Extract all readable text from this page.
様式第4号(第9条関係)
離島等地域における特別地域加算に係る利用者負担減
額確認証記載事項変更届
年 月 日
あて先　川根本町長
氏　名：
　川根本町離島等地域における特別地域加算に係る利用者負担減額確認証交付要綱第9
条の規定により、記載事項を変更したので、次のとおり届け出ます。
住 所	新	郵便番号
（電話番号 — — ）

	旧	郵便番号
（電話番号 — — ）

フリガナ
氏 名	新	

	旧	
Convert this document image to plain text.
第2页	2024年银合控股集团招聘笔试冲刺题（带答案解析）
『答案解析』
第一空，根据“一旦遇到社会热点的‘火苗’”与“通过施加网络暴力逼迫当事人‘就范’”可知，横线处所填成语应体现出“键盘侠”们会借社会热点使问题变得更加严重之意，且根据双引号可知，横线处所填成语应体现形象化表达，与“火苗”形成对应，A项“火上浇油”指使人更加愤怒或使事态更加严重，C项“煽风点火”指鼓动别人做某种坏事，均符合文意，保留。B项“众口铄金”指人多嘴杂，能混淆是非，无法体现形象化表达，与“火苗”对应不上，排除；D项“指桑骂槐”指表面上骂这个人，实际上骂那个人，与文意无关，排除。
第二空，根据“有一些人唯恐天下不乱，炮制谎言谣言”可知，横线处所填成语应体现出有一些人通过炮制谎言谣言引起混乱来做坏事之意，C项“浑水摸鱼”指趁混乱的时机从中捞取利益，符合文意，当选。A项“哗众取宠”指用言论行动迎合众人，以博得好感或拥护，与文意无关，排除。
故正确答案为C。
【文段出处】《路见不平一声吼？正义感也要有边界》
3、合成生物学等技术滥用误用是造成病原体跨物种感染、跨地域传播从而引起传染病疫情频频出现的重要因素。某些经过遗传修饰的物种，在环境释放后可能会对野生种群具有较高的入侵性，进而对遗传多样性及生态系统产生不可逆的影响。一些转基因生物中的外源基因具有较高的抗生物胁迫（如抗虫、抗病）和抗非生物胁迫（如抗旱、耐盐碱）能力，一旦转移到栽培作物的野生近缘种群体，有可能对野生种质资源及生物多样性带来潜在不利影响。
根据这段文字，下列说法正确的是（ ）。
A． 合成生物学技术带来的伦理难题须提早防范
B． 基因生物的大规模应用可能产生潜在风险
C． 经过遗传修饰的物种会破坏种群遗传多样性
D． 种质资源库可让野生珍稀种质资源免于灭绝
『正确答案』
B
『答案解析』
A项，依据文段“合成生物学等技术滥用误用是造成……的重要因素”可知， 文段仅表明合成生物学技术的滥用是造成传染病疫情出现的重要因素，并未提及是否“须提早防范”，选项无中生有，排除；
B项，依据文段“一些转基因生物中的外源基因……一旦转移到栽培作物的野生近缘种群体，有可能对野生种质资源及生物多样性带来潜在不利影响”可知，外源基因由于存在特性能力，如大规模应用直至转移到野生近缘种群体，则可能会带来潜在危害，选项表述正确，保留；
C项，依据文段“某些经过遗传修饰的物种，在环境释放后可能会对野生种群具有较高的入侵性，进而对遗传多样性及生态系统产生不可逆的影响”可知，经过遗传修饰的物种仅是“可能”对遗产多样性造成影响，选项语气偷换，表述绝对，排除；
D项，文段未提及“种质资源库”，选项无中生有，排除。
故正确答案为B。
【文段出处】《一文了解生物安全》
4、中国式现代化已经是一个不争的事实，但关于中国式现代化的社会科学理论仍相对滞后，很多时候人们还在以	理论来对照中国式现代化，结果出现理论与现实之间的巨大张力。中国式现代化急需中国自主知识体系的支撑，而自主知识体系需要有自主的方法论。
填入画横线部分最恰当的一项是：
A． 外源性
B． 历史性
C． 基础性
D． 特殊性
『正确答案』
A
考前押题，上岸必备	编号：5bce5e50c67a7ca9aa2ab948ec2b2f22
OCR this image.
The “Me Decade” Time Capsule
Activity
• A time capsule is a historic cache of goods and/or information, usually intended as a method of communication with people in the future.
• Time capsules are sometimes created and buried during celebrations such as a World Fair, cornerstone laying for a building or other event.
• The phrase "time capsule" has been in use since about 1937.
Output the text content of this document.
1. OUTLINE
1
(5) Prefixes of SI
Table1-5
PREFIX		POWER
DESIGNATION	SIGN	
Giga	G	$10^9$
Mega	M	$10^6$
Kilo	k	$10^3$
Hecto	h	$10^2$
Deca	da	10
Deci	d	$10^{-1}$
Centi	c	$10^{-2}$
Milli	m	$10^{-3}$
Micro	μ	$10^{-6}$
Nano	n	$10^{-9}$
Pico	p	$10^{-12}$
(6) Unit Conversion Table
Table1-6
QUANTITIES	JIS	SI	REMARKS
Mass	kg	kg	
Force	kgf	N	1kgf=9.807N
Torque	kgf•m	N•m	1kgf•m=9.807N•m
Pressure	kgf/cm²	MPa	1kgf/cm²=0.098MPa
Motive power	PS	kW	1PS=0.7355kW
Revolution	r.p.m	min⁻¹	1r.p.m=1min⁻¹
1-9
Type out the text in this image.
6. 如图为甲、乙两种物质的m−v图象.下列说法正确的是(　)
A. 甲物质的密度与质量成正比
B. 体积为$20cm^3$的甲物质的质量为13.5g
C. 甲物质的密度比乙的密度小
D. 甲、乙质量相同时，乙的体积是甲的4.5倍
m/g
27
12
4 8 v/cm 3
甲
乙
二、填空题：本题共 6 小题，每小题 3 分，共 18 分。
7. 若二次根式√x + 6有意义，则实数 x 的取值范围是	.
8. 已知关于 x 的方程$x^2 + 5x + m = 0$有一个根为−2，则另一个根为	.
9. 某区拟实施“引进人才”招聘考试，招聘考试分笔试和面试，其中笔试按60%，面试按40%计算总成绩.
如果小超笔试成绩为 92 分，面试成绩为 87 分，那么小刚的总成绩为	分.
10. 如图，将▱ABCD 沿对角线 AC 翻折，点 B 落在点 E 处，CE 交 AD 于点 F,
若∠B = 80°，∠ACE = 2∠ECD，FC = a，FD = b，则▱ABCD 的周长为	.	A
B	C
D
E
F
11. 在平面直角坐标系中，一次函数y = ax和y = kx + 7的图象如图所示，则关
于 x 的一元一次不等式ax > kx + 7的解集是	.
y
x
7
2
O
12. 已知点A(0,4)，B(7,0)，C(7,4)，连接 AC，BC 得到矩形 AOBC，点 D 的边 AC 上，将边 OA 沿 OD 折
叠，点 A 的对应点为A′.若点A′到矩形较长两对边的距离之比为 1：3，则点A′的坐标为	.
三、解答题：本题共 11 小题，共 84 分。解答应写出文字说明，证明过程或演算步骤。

________________

> [Set problem]
Show each line in the entries that holds the string "下列说法正确的是".

> [Written response]
根据这段文字，下列说法正确的是（ ）。
6. 如图为甲、乙两种物质的m−v图象.下列说法正确的是(　)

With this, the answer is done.